▶ DATA SUPPLIED:
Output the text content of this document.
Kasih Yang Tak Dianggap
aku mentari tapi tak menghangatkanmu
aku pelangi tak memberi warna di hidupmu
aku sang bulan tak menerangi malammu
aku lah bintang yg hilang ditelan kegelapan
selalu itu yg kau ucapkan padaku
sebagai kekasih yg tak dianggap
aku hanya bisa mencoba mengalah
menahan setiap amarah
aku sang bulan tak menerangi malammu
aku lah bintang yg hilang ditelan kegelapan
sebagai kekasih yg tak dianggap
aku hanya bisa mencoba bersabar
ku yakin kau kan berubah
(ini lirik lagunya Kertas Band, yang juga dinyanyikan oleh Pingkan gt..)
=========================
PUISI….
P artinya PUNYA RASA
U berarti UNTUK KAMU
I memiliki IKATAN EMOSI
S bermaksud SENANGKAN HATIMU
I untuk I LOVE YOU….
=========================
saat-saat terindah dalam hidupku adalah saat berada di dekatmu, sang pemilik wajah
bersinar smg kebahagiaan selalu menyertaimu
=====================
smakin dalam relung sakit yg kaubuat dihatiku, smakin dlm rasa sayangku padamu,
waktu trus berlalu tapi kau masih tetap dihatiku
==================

▶ WHAT IS EXPECTED:
Print the complete listing again, exactly as it stands.

▶ TASK RESPONSE:
Output the text content of this document.
Kasih Yang Tak Dianggap
aku mentari tapi tak menghangatkanmu
aku pelangi tak memberi warna di hidupmu
aku sang bulan tak menerangi malammu
aku lah bintang yg hilang ditelan kegelapan
selalu itu yg kau ucapkan padaku
sebagai kekasih yg tak dianggap
aku hanya bisa mencoba mengalah
menahan setiap amarah
aku sang bulan tak menerangi malammu
aku lah bintang yg hilang ditelan kegelapan
sebagai kekasih yg tak dianggap
aku hanya bisa mencoba bersabar
ku yakin kau kan berubah
(ini lirik lagunya Kertas Band, yang juga dinyanyikan oleh Pingkan gt..)
=========================
PUISI….
P artinya PUNYA RASA
U berarti UNTUK KAMU
I memiliki IKATAN EMOSI
S bermaksud SENANGKAN HATIMU
I untuk I LOVE YOU….
=========================
saat-saat terindah dalam hidupku adalah saat berada di dekatmu, sang pemilik wajah
bersinar smg kebahagiaan selalu menyertaimu
=====================
smakin dalam relung sakit yg kaubuat dihatiku, smakin dlm rasa sayangku padamu,
waktu trus berlalu tapi kau masih tetap dihatiku
==================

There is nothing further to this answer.